> _WRITTEN INSTRUCTION_: Below are records to repeat exactly. Omit the pictures from the copy.

** Begin **

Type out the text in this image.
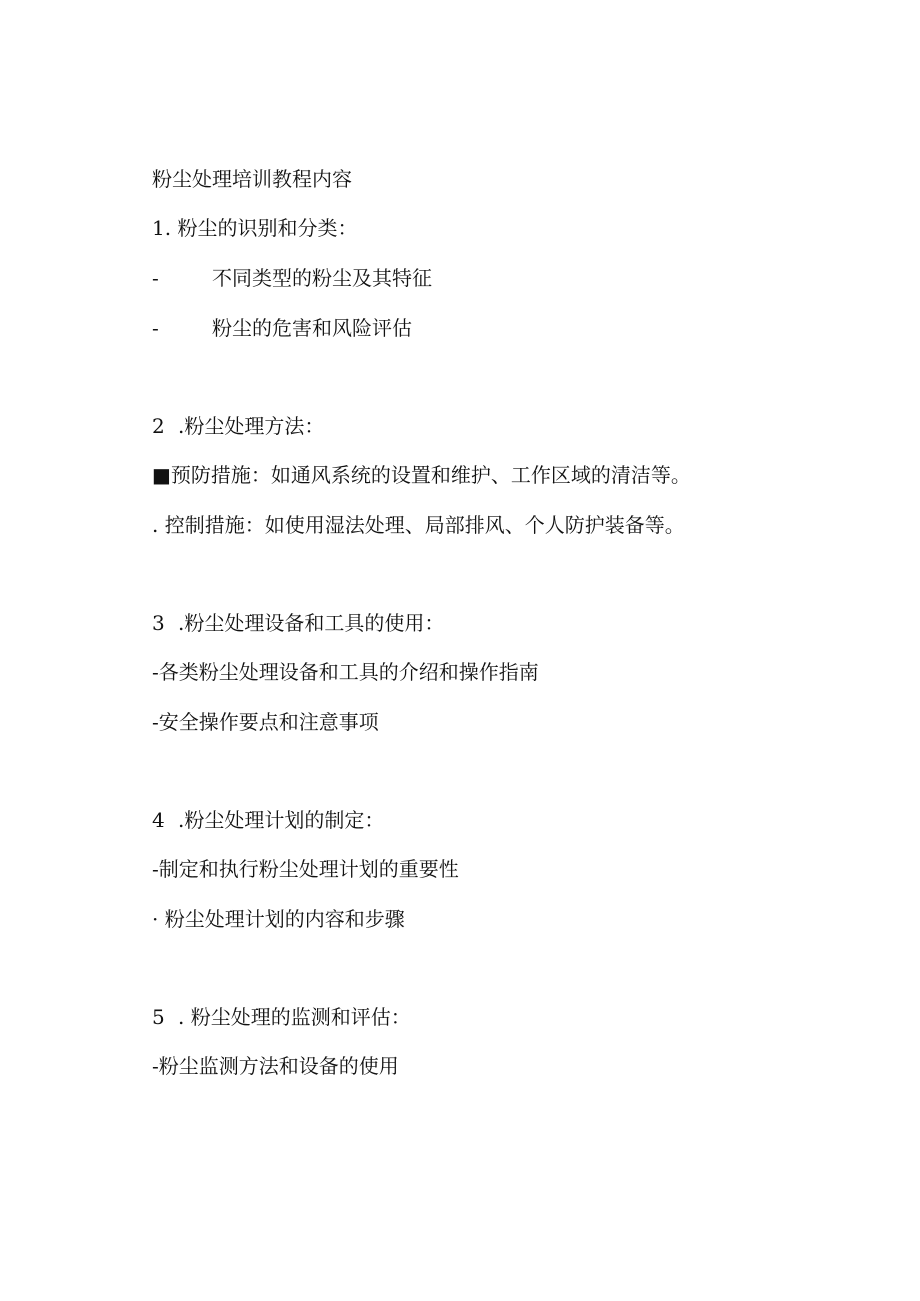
粉尘处理培训教程内容
1. 粉尘的识别和分类：
-	不同类型的粉尘及其特征
-	粉尘的危害和风险评估
2 .粉尘处理方法：
■预防措施：如通风系统的设置和维护、工作区域的清洁等。
. 控制措施：如使用湿法处理、局部排风、个人防护装备等。
3 .粉尘处理设备和工具的使用：
-各类粉尘处理设备和工具的介绍和操作指南
-安全操作要点和注意事项
4 .粉尘处理计划的制定：
-制定和执行粉尘处理计划的重要性
· 粉尘处理计划的内容和步骤
5 . 粉尘处理的监测和评估：
-粉尘监测方法和设备的使用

** End **

> _COMPLETE OUTPUT_:
Type out the text in this image.
粉尘处理培训教程内容
1. 粉尘的识别和分类：
-	不同类型的粉尘及其特征
-	粉尘的危害和风险评估
2 .粉尘处理方法：
■预防措施：如通风系统的设置和维护、工作区域的清洁等。
. 控制措施：如使用湿法处理、局部排风、个人防护装备等。
3 .粉尘处理设备和工具的使用：
-各类粉尘处理设备和工具的介绍和操作指南
-安全操作要点和注意事项
4 .粉尘处理计划的制定：
-制定和执行粉尘处理计划的重要性
· 粉尘处理计划的内容和步骤
5 . 粉尘处理的监测和评估：
-粉尘监测方法和设备的使用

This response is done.